Exercise instructions:
Can you reproduce the records below line for line, without changing anything?

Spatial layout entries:
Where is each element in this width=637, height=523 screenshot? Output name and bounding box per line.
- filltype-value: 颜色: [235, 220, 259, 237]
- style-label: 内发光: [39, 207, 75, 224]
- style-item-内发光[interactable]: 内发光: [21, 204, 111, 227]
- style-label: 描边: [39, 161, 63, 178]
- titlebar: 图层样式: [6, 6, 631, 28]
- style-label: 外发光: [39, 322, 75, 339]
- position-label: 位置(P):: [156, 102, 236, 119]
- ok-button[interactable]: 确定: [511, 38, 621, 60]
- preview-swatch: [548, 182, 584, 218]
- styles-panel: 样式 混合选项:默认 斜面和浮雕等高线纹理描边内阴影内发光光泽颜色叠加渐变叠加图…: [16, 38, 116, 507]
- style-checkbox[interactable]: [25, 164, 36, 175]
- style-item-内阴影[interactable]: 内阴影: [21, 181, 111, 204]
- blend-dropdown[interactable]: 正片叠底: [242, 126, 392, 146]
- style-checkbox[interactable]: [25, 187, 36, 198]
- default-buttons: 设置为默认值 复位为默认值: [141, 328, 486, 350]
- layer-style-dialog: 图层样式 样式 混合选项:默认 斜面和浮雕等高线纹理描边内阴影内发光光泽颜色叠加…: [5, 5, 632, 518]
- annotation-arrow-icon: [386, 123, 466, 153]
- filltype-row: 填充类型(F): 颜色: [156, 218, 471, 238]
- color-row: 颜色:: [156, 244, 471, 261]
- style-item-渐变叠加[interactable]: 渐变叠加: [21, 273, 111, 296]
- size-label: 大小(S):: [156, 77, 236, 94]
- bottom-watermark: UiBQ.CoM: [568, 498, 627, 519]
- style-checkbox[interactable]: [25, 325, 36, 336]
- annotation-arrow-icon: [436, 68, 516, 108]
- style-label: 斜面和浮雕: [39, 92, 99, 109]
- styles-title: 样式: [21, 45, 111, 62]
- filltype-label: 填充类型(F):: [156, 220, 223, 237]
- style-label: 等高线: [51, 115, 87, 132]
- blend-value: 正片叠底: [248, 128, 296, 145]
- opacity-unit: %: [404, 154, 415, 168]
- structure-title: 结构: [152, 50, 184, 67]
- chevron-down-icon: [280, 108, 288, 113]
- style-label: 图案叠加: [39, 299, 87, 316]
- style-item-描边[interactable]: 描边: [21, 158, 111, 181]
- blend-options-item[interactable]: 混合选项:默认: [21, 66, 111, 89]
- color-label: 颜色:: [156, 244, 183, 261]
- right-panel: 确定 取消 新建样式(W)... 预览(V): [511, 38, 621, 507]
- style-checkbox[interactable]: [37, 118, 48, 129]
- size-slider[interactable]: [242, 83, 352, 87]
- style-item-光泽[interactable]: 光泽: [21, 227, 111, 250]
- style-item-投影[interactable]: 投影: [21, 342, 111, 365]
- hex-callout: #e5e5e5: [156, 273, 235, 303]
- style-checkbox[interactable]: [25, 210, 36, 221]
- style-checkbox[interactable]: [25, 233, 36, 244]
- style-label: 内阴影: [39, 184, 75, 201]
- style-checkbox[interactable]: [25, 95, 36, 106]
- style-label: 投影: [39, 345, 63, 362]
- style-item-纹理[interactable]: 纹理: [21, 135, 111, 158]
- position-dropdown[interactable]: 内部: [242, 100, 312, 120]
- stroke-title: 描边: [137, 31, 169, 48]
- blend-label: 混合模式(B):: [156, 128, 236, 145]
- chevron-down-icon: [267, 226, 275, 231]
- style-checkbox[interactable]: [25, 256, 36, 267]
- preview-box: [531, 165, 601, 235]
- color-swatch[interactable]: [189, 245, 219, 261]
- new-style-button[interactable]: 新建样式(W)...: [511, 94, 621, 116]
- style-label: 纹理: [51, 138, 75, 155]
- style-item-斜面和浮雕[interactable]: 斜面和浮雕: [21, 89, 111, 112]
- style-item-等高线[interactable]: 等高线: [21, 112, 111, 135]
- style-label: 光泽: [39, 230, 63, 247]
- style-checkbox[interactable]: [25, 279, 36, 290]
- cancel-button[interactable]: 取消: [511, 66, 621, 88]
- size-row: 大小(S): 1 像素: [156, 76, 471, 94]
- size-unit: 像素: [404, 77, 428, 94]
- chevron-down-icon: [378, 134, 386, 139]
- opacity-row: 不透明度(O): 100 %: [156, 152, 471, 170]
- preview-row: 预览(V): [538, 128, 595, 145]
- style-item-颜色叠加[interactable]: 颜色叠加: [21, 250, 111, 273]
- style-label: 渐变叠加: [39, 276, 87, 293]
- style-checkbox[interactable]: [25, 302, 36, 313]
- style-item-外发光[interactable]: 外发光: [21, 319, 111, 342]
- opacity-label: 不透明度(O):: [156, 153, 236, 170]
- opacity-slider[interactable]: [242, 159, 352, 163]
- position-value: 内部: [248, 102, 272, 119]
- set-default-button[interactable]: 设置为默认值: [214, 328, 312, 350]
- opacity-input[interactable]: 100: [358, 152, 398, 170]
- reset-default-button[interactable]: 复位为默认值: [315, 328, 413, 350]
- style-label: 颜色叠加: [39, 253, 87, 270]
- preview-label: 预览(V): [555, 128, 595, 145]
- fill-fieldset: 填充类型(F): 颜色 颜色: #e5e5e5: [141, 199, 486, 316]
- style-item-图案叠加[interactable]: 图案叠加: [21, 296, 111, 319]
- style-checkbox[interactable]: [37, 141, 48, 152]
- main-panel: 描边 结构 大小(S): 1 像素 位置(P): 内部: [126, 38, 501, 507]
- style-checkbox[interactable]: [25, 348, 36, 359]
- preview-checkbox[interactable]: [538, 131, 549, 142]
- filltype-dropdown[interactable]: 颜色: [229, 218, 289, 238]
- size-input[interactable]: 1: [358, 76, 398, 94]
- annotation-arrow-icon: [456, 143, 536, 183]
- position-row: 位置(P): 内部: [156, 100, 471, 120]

Task solution:
Where is each element in this width=637, height=523 screenshot? Output name and bounding box per line.
- filltype-value: 颜色: [235, 220, 259, 237]
- style-label: 内发光: [39, 207, 75, 224]
- style-item-内发光[interactable]: 内发光: [21, 204, 111, 227]
- style-label: 描边: [39, 161, 63, 178]
- titlebar: 图层样式: [6, 6, 631, 28]
- style-label: 外发光: [39, 322, 75, 339]
- position-label: 位置(P):: [156, 102, 236, 119]
- ok-button[interactable]: 确定: [511, 38, 621, 60]
- preview-swatch: [548, 182, 584, 218]
- styles-panel: 样式 混合选项:默认 斜面和浮雕等高线纹理描边内阴影内发光光泽颜色叠加渐变叠加图…: [16, 38, 116, 507]
- style-checkbox[interactable]: [25, 164, 36, 175]
- style-item-内阴影[interactable]: 内阴影: [21, 181, 111, 204]
- blend-dropdown[interactable]: 正片叠底: [242, 126, 392, 146]
- style-checkbox[interactable]: [25, 187, 36, 198]
- default-buttons: 设置为默认值 复位为默认值: [141, 328, 486, 350]
- layer-style-dialog: 图层样式 样式 混合选项:默认 斜面和浮雕等高线纹理描边内阴影内发光光泽颜色叠加…: [5, 5, 632, 518]
- annotation-arrow-icon: [386, 123, 466, 153]
- filltype-row: 填充类型(F): 颜色: [156, 218, 471, 238]
- color-row: 颜色:: [156, 244, 471, 261]
- style-item-渐变叠加[interactable]: 渐变叠加: [21, 273, 111, 296]
- size-label: 大小(S):: [156, 77, 236, 94]
- bottom-watermark: UiBQ.CoM: [568, 498, 627, 519]
- style-checkbox[interactable]: [25, 325, 36, 336]
- annotation-arrow-icon: [436, 68, 516, 108]
- style-label: 斜面和浮雕: [39, 92, 99, 109]
- styles-title: 样式: [21, 45, 111, 62]
- filltype-label: 填充类型(F):: [156, 220, 223, 237]
- style-label: 等高线: [51, 115, 87, 132]
- blend-value: 正片叠底: [248, 128, 296, 145]
- opacity-unit: %: [404, 154, 415, 168]
- structure-title: 结构: [152, 50, 184, 67]
- chevron-down-icon: [280, 108, 288, 113]
- style-label: 图案叠加: [39, 299, 87, 316]
- style-item-描边[interactable]: 描边: [21, 158, 111, 181]
- blend-options-item[interactable]: 混合选项:默认: [21, 66, 111, 89]
- color-label: 颜色:: [156, 244, 183, 261]
- right-panel: 确定 取消 新建样式(W)... 预览(V): [511, 38, 621, 507]
- style-checkbox[interactable]: [37, 118, 48, 129]
- size-slider[interactable]: [242, 83, 352, 87]
- style-item-光泽[interactable]: 光泽: [21, 227, 111, 250]
- style-item-投影[interactable]: 投影: [21, 342, 111, 365]
- hex-callout: #e5e5e5: [156, 273, 235, 303]
- style-checkbox[interactable]: [25, 210, 36, 221]
- style-checkbox[interactable]: [25, 233, 36, 244]
- style-label: 内阴影: [39, 184, 75, 201]
- style-checkbox[interactable]: [25, 95, 36, 106]
- style-label: 投影: [39, 345, 63, 362]
- style-item-纹理[interactable]: 纹理: [21, 135, 111, 158]
- position-dropdown[interactable]: 内部: [242, 100, 312, 120]
- stroke-title: 描边: [137, 31, 169, 48]
- blend-label: 混合模式(B):: [156, 128, 236, 145]
- chevron-down-icon: [267, 226, 275, 231]
- style-checkbox[interactable]: [25, 256, 36, 267]
- preview-box: [531, 165, 601, 235]
- color-swatch[interactable]: [189, 245, 219, 261]
- new-style-button[interactable]: 新建样式(W)...: [511, 94, 621, 116]
- style-label: 纹理: [51, 138, 75, 155]
- style-item-斜面和浮雕[interactable]: 斜面和浮雕: [21, 89, 111, 112]
- style-item-等高线[interactable]: 等高线: [21, 112, 111, 135]
- style-label: 光泽: [39, 230, 63, 247]
- style-checkbox[interactable]: [25, 279, 36, 290]
- cancel-button[interactable]: 取消: [511, 66, 621, 88]
- size-row: 大小(S): 1 像素: [156, 76, 471, 94]
- size-unit: 像素: [404, 77, 428, 94]
- chevron-down-icon: [378, 134, 386, 139]
- opacity-row: 不透明度(O): 100 %: [156, 152, 471, 170]
- preview-row: 预览(V): [538, 128, 595, 145]
- style-item-颜色叠加[interactable]: 颜色叠加: [21, 250, 111, 273]
- style-label: 渐变叠加: [39, 276, 87, 293]
- style-checkbox[interactable]: [25, 302, 36, 313]
- style-item-外发光[interactable]: 外发光: [21, 319, 111, 342]
- opacity-label: 不透明度(O):: [156, 153, 236, 170]
- opacity-slider[interactable]: [242, 159, 352, 163]
- position-value: 内部: [248, 102, 272, 119]
- set-default-button[interactable]: 设置为默认值: [214, 328, 312, 350]
- opacity-input[interactable]: 100: [358, 152, 398, 170]
- reset-default-button[interactable]: 复位为默认值: [315, 328, 413, 350]
- style-label: 颜色叠加: [39, 253, 87, 270]
- preview-label: 预览(V): [555, 128, 595, 145]
- fill-fieldset: 填充类型(F): 颜色 颜色: #e5e5e5: [141, 199, 486, 316]
- style-item-图案叠加[interactable]: 图案叠加: [21, 296, 111, 319]
- style-checkbox[interactable]: [37, 141, 48, 152]
- main-panel: 描边 结构 大小(S): 1 像素 位置(P): 内部: [126, 38, 501, 507]
- style-checkbox[interactable]: [25, 348, 36, 359]
- preview-checkbox[interactable]: [538, 131, 549, 142]
- filltype-dropdown[interactable]: 颜色: [229, 218, 289, 238]
- size-input[interactable]: 1: [358, 76, 398, 94]
- annotation-arrow-icon: [456, 143, 536, 183]
- position-row: 位置(P): 内部: [156, 100, 471, 120]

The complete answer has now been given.